■ **Interviewauszug**:
============
Philipp: Herr Bürgermeister, nun befinden wir uns hier gerade in Ihrem Büro mit Blick auf die gesamte Altstadt. Wo ist Ihr ganz eigener Lieblingsort in Lancaster?

Woodruff: Das ist eine gar nicht so einfache Frage, wenn man wie ich seit 69 Jahren in dieser Stadt lebt und – glaube mir – jede noch so versteckte Spinnwebe kennt. Es gibt einen Ort in meiner Stadt, an dem ich zwischen den einzelnen Besprechungen immer wieder Kraft tanken und zur Ruhe kommen kann: Williamson Garden – gleich gegenüber vom Rathaus. Da kann es bei langen Konferenztagen schon einmal vorkommen, dass der Mayor mehr im Garten als im Plenarsaal zu sehen ist. (lacht)

Philipp: Besser dort als überhaupt nicht – und für diesen Fall haben Sie ja einen Stellvertreter. In Lancaster sind Sie dagegen seit 69 Jahren ununterbrochen zu sehen, sind hier zur Schule gegangen und haben sich auch mit Ihrer Familie in der ehemaligen römischen Siedlung niedergelassen. Was macht Lancaster zu der Stadt, in der Sie Ihr Leben verbringen und für welche Sie als Mayor die Hand ins Feuer legen?
============
■ **Angezeigte Zeilen**:
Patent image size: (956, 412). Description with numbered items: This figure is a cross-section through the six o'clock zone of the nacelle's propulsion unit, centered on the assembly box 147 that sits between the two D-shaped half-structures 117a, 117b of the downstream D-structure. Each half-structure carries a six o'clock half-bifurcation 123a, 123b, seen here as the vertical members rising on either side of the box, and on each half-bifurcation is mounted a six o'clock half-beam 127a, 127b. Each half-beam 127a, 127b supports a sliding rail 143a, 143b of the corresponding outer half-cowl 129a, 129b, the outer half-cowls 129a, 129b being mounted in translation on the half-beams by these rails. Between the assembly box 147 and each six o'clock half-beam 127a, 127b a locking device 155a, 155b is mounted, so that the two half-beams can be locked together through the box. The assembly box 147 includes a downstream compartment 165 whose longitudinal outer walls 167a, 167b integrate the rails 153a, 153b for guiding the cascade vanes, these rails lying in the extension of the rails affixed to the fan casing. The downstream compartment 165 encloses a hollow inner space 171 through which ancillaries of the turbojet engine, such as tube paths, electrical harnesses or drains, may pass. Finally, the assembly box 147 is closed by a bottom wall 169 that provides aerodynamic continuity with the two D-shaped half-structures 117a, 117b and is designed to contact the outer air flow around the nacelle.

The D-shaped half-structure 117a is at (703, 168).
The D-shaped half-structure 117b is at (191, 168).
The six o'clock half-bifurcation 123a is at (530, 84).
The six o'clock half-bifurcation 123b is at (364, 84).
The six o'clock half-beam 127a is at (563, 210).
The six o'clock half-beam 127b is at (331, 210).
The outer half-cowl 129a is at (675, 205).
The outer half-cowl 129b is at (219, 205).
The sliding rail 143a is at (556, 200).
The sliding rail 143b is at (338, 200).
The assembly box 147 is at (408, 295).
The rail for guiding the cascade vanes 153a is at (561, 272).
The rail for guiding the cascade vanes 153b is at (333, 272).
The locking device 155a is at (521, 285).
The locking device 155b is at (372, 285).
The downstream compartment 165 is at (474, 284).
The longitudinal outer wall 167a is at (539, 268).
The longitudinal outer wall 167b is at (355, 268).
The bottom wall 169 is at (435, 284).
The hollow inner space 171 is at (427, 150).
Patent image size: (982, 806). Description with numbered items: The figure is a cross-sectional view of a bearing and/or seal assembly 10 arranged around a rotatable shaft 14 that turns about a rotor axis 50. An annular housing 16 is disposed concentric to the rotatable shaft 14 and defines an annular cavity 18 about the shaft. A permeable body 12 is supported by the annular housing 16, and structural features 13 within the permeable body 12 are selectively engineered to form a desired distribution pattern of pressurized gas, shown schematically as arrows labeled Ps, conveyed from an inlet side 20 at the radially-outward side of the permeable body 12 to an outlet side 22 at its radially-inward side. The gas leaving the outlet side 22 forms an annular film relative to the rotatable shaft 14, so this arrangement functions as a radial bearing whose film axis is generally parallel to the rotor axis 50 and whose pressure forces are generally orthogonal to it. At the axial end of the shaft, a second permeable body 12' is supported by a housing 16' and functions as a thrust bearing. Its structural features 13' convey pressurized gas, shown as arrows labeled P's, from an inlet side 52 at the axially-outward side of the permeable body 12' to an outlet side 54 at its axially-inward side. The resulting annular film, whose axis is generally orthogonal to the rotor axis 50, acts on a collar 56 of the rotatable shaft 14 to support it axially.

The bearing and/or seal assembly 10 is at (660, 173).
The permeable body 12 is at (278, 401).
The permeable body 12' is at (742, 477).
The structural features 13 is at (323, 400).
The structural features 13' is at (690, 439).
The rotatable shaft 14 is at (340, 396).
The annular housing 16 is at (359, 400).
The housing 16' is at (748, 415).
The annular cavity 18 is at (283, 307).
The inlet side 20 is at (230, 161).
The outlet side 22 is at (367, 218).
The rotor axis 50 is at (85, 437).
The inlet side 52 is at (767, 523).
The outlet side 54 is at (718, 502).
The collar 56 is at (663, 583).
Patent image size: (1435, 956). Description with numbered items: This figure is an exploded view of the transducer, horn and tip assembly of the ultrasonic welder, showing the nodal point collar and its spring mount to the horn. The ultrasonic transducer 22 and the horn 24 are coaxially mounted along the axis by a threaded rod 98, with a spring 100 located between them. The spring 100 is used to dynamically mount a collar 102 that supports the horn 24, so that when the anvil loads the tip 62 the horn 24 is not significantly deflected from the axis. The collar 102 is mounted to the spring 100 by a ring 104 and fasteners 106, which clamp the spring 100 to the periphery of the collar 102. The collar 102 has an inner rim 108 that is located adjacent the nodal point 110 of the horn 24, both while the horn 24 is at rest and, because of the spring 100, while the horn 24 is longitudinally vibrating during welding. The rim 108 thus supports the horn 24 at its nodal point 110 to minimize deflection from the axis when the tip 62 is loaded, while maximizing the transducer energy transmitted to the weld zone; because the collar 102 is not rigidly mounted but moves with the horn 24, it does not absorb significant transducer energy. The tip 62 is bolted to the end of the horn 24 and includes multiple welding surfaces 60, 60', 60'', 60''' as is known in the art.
============
■ **Übungsaufgaben**:
(1) Beantworte anhand des Interviewauszugs diese Fragen:
(a) Seit wie vielen Jahren lebt Woodruff in Lancaster?
(b) Wo liegt Williamson Garden?
(c) Als was bezeichnet Philipp Lancaster früher?
(2) Gib den Teil des Interviewauszugs wörtlich wieder, der mit den Worten „Philipp: Herr Bürgermeister, nun“ beginnt und mit „Lieblingsort in Lancaster?“ endet.
(3) Fasse im Interviewauszug den Absatz, der mit „Woodruff: Das ist eine gar nicht so einfache Frage“ beginnt, kürzer zusammen, ohne die wichtigsten Fakten wegzulassen.
Die Zeilen sind eigenständiges Material und gehören nicht zum Interviewauszug.

■ **Lösungen**:
(1)
(a) Seit 69 Jahren.
(b) Gleich gegenüber vom Rathaus.
(c) Als ehemalige römische Siedlung.

(2)
Philipp: Herr Bürgermeister, nun befinden wir uns hier gerade in Ihrem Büro mit Blick auf die gesamte Altstadt. Wo ist Ihr ganz eigener Lieblingsort in Lancaster?

(3) Woodruff lebt seit 69 Jahren in Lancaster und kennt die Stadt sehr genau, deshalb fällt ihm die Antwort schwer. Sein Lieblingsort ist Williamson Garden gleich gegenüber vom Rathaus. Dort tankt er zwischen Besprechungen Kraft und kommt zur Ruhe. An langen Konferenztagen ist er manchmal öfter im Garten als im Plenarsaal zu sehen.